--- Start of DATA EXCERPTS ---
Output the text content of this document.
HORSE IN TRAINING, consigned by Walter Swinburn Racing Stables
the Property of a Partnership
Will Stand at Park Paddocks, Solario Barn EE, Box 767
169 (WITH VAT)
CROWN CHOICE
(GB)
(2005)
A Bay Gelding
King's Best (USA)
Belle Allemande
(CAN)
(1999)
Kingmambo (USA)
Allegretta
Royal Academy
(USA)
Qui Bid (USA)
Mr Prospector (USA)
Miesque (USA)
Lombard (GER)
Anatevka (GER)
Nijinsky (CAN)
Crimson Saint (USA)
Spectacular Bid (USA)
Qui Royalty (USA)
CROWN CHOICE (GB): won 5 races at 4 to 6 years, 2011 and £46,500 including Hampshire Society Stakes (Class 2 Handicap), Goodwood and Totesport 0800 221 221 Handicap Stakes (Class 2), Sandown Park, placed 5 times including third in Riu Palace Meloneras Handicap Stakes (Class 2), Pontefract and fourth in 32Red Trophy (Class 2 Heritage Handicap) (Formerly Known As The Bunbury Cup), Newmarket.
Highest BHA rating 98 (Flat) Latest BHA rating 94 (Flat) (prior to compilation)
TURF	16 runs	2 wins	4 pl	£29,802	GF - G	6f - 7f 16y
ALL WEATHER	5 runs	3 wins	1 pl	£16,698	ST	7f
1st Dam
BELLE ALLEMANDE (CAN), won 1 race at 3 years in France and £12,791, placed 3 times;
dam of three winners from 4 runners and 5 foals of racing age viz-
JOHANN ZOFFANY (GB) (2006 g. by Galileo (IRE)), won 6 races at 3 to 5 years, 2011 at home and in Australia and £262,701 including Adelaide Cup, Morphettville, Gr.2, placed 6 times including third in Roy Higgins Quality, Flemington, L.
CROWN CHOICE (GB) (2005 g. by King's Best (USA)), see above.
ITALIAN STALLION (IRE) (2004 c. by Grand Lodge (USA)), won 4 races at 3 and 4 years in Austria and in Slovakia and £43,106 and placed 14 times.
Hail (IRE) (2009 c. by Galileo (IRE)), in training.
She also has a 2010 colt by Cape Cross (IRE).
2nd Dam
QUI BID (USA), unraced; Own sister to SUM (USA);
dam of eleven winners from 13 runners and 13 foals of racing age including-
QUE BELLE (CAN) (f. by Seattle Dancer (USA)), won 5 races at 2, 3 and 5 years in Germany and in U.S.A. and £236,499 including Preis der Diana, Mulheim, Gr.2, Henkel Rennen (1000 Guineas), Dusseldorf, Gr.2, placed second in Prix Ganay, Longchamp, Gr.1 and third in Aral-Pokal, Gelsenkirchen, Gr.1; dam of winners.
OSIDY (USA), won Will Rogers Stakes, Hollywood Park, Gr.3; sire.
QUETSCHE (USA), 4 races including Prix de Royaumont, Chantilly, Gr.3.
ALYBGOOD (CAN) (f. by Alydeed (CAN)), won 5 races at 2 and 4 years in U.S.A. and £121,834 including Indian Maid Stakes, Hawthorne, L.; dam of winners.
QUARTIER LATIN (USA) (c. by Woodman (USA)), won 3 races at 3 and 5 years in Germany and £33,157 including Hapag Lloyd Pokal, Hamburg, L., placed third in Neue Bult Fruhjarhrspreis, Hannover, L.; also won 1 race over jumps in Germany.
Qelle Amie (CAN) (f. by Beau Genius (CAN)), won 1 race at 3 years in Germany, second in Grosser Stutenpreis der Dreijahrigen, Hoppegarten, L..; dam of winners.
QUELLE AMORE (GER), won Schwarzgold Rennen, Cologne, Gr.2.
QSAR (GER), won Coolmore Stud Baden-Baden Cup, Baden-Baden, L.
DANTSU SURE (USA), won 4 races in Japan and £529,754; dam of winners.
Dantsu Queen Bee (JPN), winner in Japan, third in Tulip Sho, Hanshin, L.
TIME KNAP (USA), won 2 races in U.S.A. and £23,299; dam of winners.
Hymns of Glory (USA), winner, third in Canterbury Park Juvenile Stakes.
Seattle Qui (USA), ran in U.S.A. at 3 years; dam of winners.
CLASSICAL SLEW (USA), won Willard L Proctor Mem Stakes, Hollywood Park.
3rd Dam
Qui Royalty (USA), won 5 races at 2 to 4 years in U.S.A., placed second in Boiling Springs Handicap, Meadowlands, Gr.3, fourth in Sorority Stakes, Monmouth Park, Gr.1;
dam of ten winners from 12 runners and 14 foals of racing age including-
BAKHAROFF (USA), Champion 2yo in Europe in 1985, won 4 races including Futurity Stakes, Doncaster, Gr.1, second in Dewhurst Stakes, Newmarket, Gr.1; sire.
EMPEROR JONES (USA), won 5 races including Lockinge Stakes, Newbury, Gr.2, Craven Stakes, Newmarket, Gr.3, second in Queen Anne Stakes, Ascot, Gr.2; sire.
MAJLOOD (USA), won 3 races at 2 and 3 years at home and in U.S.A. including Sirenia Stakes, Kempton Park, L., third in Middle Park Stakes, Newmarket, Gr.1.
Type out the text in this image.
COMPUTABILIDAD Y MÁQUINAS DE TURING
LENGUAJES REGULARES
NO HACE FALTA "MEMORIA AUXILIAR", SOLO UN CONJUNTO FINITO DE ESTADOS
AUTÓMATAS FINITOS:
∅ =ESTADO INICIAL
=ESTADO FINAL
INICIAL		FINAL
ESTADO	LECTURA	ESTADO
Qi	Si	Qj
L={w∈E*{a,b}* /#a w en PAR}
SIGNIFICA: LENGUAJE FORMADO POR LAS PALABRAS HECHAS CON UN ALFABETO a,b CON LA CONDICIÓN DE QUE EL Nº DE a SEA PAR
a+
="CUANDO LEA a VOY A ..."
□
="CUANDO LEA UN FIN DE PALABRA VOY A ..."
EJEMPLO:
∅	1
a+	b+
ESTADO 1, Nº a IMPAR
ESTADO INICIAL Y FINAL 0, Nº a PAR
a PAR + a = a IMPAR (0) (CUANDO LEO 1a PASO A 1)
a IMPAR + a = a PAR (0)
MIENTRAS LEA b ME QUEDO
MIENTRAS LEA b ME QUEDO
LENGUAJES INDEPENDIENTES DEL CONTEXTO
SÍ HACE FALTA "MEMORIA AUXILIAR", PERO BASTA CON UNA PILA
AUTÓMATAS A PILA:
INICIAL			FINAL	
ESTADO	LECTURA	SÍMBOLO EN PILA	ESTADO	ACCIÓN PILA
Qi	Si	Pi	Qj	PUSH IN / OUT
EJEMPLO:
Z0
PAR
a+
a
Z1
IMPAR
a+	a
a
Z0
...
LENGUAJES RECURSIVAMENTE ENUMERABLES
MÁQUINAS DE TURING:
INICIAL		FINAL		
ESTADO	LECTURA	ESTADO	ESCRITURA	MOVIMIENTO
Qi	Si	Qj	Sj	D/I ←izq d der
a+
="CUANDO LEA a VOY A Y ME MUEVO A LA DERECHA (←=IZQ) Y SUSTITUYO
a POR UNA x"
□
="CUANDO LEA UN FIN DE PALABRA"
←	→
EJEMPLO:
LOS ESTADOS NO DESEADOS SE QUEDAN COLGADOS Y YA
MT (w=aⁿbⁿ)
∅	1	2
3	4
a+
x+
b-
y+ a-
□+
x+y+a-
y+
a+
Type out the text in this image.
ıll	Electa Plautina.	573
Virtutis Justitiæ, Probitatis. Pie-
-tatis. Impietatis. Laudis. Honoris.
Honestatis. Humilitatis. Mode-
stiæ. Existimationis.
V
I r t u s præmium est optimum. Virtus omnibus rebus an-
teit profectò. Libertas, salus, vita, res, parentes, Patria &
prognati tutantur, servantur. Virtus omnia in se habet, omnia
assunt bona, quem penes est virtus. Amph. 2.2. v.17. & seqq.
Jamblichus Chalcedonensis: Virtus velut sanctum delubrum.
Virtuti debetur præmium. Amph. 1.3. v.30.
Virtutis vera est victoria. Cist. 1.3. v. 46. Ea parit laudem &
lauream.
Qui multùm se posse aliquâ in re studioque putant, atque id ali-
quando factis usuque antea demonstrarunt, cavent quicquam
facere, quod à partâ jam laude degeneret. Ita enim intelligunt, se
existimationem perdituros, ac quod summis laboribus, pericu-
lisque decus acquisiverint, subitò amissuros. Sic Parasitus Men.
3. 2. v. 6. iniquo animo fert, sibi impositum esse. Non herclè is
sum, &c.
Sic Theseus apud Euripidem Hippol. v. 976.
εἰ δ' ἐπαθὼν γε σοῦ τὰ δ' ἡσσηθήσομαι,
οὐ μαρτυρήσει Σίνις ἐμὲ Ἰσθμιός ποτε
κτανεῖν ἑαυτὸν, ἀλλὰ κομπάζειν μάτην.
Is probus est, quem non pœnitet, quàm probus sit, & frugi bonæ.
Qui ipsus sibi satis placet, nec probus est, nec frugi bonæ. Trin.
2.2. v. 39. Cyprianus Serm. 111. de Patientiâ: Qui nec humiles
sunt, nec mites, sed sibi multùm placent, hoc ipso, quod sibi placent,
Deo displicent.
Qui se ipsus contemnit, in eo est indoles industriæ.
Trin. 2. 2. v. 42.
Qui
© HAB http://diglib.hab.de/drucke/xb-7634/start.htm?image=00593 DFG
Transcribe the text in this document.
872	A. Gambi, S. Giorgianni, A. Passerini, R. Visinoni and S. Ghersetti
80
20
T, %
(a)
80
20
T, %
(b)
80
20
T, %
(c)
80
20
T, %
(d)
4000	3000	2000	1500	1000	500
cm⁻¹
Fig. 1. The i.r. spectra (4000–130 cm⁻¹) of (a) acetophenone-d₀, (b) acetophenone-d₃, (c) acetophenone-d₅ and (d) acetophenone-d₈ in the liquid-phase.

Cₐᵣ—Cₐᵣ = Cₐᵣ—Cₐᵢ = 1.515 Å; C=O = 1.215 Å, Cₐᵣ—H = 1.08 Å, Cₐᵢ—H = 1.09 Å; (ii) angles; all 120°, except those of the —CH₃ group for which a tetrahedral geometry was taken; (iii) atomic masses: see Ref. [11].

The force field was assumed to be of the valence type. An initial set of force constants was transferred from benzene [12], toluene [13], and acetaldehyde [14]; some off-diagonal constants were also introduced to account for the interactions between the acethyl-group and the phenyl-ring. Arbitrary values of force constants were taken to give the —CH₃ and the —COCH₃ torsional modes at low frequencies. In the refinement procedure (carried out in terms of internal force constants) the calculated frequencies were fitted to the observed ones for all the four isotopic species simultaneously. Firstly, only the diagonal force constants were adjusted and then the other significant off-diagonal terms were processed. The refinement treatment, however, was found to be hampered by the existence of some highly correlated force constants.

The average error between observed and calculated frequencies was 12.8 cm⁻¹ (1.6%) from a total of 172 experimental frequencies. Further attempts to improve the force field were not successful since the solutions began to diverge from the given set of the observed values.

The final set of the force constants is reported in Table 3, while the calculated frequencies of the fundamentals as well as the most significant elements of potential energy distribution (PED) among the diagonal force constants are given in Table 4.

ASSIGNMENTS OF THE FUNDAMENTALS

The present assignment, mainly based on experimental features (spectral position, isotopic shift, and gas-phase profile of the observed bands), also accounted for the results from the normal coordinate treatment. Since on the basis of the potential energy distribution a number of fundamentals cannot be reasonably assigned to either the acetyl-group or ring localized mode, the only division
--- End of DATA EXCERPTS ---
[TASK GOAL]
Return all lines containing "Queen".

[FULL ANSWER]
Dantsu Queen Bee (JPN), winner in Japan, third in Tulip Sho, Hanshin, L.
EMPEROR JONES (USA), won 5 races including Lockinge Stakes, Newbury, Gr.2, Craven Stakes, Newmarket, Gr.3, second in Queen Anne Stakes, Ascot, Gr.2; sire.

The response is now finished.